→ **Stored items**:
..........
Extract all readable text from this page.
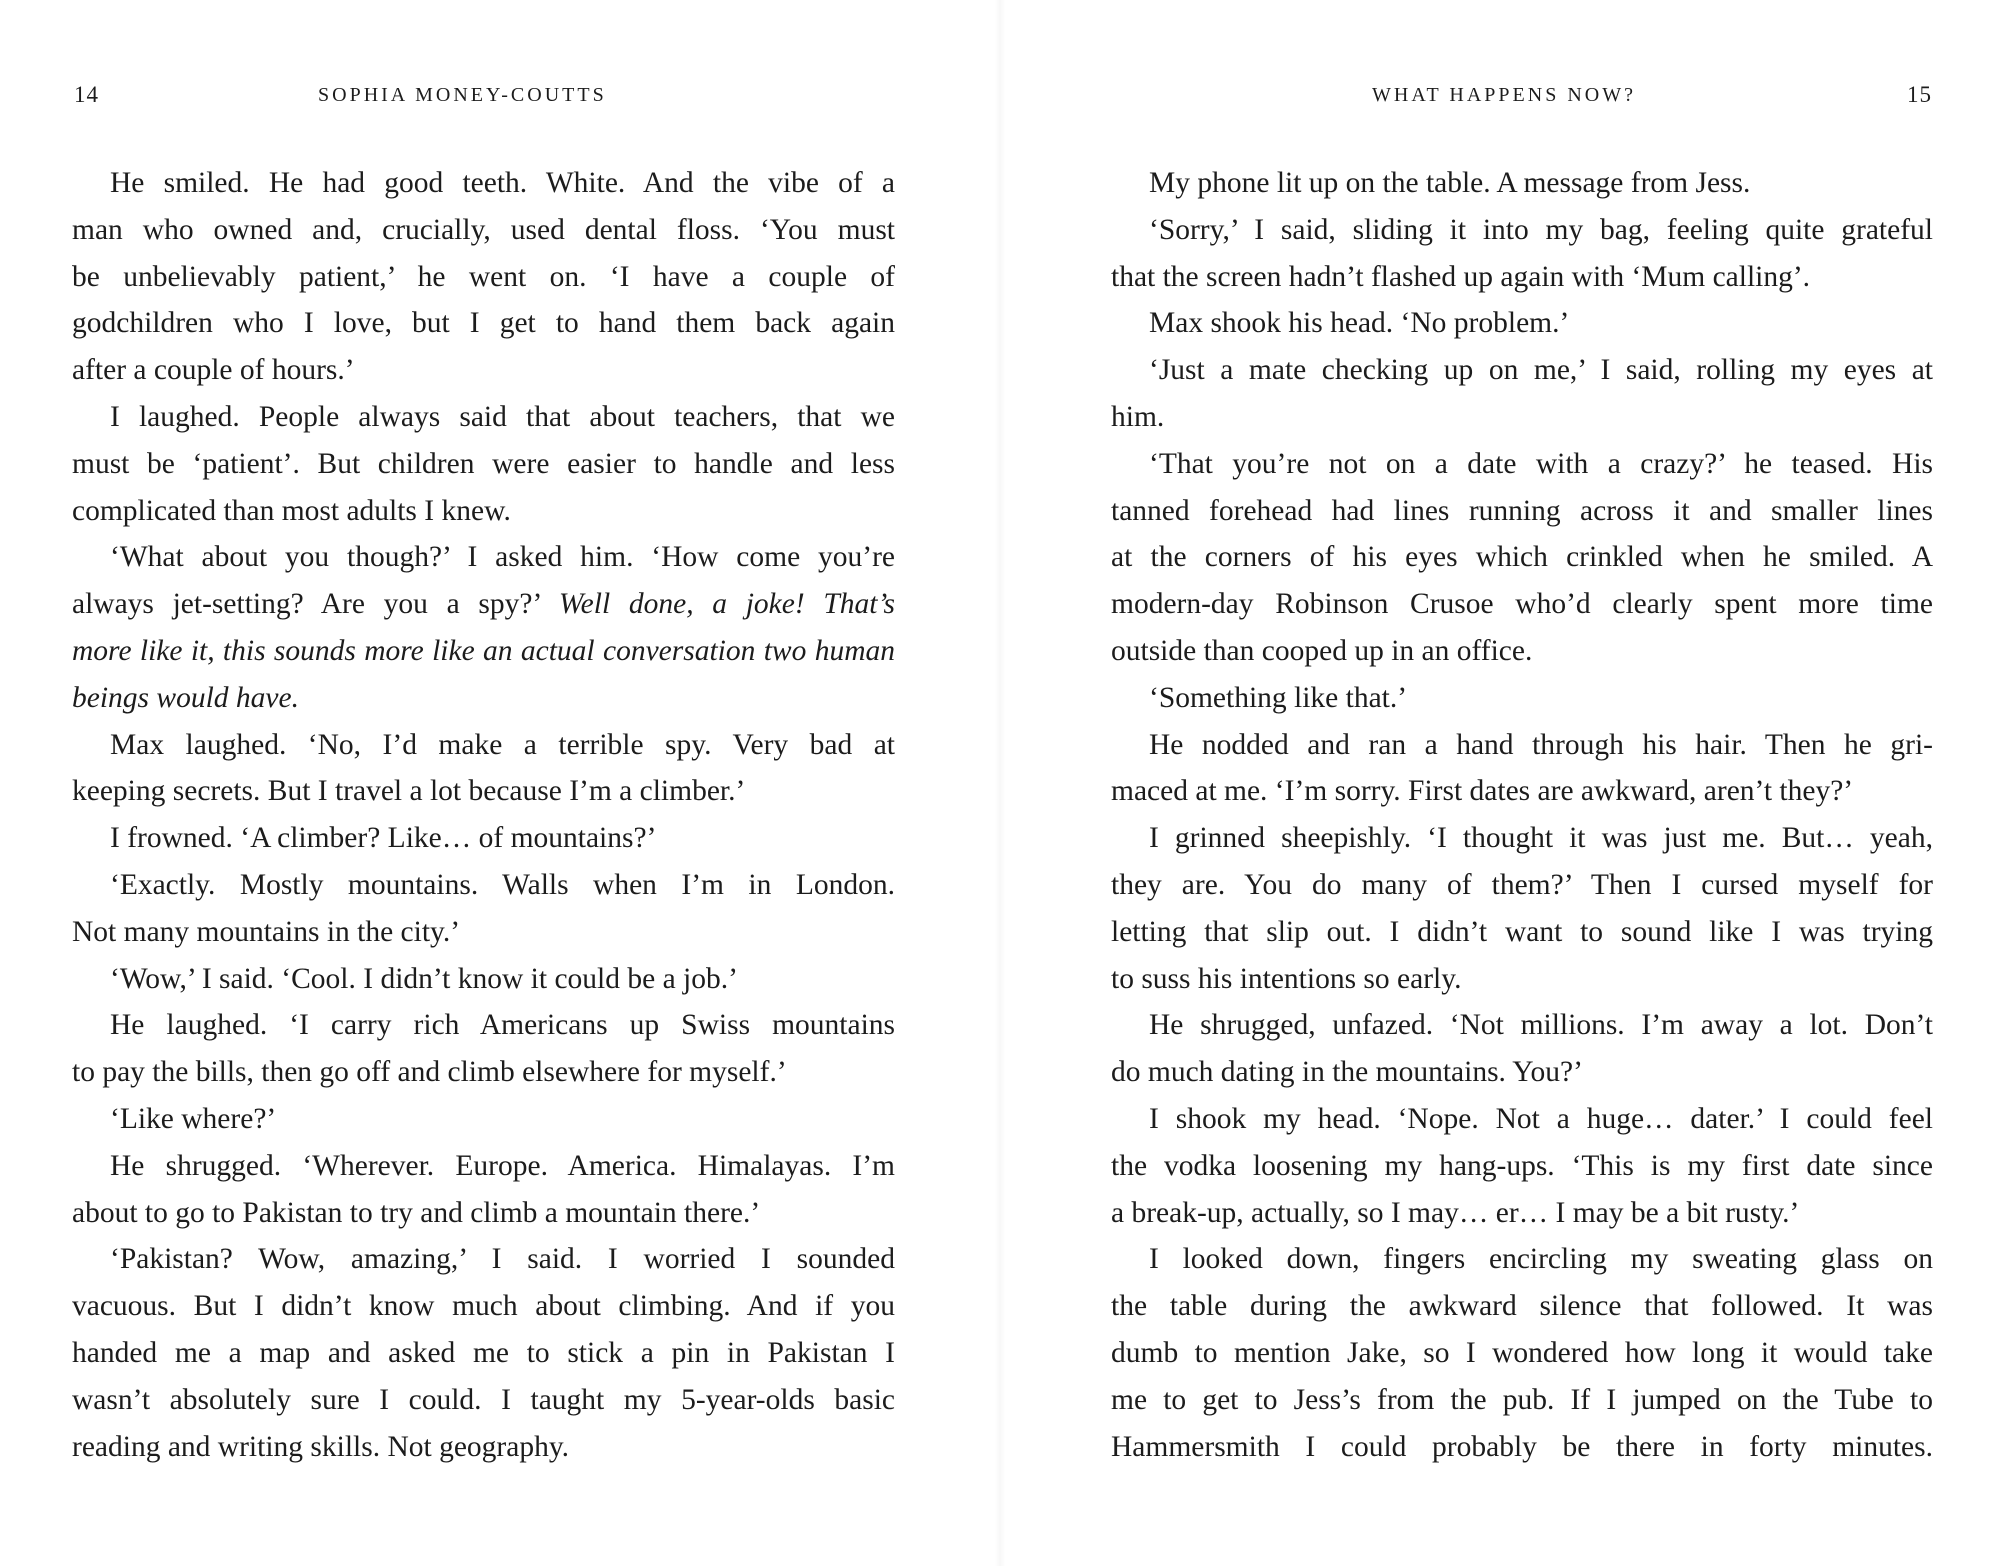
14	SOPHIA MONEY-COUTTS
He smiled. He had good teeth. White. And the vibe of a
man who owned and, crucially, used dental floss. ‘You must
be unbelievably patient,’ he went on. ‘I have a couple of
godchildren who I love, but I get to hand them back again
after a couple of hours.’
I laughed. People always said that about teachers, that we
must be ‘patient’. But children were easier to handle and less
complicated than most adults I knew.
‘What about you though?’ I asked him. ‘How come you’re
always jet-setting? Are you a spy?’ Well done, a joke! That’s
more like it, this sounds more like an actual conversation two human
beings would have.
Max laughed. ‘No, I’d make a terrible spy. Very bad at
keeping secrets. But I travel a lot because I’m a climber.’
I frowned. ‘A climber? Like… of mountains?’
‘Exactly. Mostly mountains. Walls when I’m in London.
Not many mountains in the city.’
‘Wow,’ I said. ‘Cool. I didn’t know it could be a job.’
He laughed. ‘I carry rich Americans up Swiss mountains
to pay the bills, then go off and climb elsewhere for myself.’
‘Like where?’
He shrugged. ‘Wherever. Europe. America. Himalayas. I’m
about to go to Pakistan to try and climb a mountain there.’
‘Pakistan? Wow, amazing,’ I said. I worried I sounded
vacuous. But I didn’t know much about climbing. And if you
handed me a map and asked me to stick a pin in Pakistan I
wasn’t absolutely sure I could. I taught my 5-year-olds basic
reading and writing skills. Not geography.
WHAT HAPPENS NOW?	15
My phone lit up on the table. A message from Jess.
‘Sorry,’ I said, sliding it into my bag, feeling quite grateful
that the screen hadn’t flashed up again with ‘Mum calling’.
Max shook his head. ‘No problem.’
‘Just a mate checking up on me,’ I said, rolling my eyes at
him.
‘That you’re not on a date with a crazy?’ he teased. His
tanned forehead had lines running across it and smaller lines
at the corners of his eyes which crinkled when he smiled. A
modern-day Robinson Crusoe who’d clearly spent more time
outside than cooped up in an office.
‘Something like that.’
He nodded and ran a hand through his hair. Then he gri-
maced at me. ‘I’m sorry. First dates are awkward, aren’t they?’
I grinned sheepishly. ‘I thought it was just me. But… yeah,
they are. You do many of them?’ Then I cursed myself for
letting that slip out. I didn’t want to sound like I was trying
to suss his intentions so early.
He shrugged, unfazed. ‘Not millions. I’m away a lot. Don’t
do much dating in the mountains. You?’
I shook my head. ‘Nope. Not a huge… dater.’ I could feel
the vodka loosening my hang-ups. ‘This is my first date since
a break-up, actually, so I may… er… I may be a bit rusty.’
I looked down, fingers encircling my sweating glass on
the table during the awkward silence that followed. It was
dumb to mention Jake, so I wondered how long it would take
me to get to Jess’s from the pub. If I jumped on the Tube to
Hammersmith I could probably be there in forty minutes.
..........
→ **WRITTEN EXERCISE**: The entries above are to be returned exactly, without their pictures.

→ **FULL OUTPUT**:
Extract all readable text from this page.
14	SOPHIA MONEY-COUTTS
He smiled. He had good teeth. White. And the vibe of a
man who owned and, crucially, used dental floss. ‘You must
be unbelievably patient,’ he went on. ‘I have a couple of
godchildren who I love, but I get to hand them back again
after a couple of hours.’
I laughed. People always said that about teachers, that we
must be ‘patient’. But children were easier to handle and less
complicated than most adults I knew.
‘What about you though?’ I asked him. ‘How come you’re
always jet-setting? Are you a spy?’ Well done, a joke! That’s
more like it, this sounds more like an actual conversation two human
beings would have.
Max laughed. ‘No, I’d make a terrible spy. Very bad at
keeping secrets. But I travel a lot because I’m a climber.’
I frowned. ‘A climber? Like… of mountains?’
‘Exactly. Mostly mountains. Walls when I’m in London.
Not many mountains in the city.’
‘Wow,’ I said. ‘Cool. I didn’t know it could be a job.’
He laughed. ‘I carry rich Americans up Swiss mountains
to pay the bills, then go off and climb elsewhere for myself.’
‘Like where?’
He shrugged. ‘Wherever. Europe. America. Himalayas. I’m
about to go to Pakistan to try and climb a mountain there.’
‘Pakistan? Wow, amazing,’ I said. I worried I sounded
vacuous. But I didn’t know much about climbing. And if you
handed me a map and asked me to stick a pin in Pakistan I
wasn’t absolutely sure I could. I taught my 5-year-olds basic
reading and writing skills. Not geography.
WHAT HAPPENS NOW?	15
My phone lit up on the table. A message from Jess.
‘Sorry,’ I said, sliding it into my bag, feeling quite grateful
that the screen hadn’t flashed up again with ‘Mum calling’.
Max shook his head. ‘No problem.’
‘Just a mate checking up on me,’ I said, rolling my eyes at
him.
‘That you’re not on a date with a crazy?’ he teased. His
tanned forehead had lines running across it and smaller lines
at the corners of his eyes which crinkled when he smiled. A
modern-day Robinson Crusoe who’d clearly spent more time
outside than cooped up in an office.
‘Something like that.’
He nodded and ran a hand through his hair. Then he gri-
maced at me. ‘I’m sorry. First dates are awkward, aren’t they?’
I grinned sheepishly. ‘I thought it was just me. But… yeah,
they are. You do many of them?’ Then I cursed myself for
letting that slip out. I didn’t want to sound like I was trying
to suss his intentions so early.
He shrugged, unfazed. ‘Not millions. I’m away a lot. Don’t
do much dating in the mountains. You?’
I shook my head. ‘Nope. Not a huge… dater.’ I could feel
the vodka loosening my hang-ups. ‘This is my first date since
a break-up, actually, so I may… er… I may be a bit rusty.’
I looked down, fingers encircling my sweating glass on
the table during the awkward silence that followed. It was
dumb to mention Jake, so I wondered how long it would take
me to get to Jess’s from the pub. If I jumped on the Tube to
Hammersmith I could probably be there in forty minutes.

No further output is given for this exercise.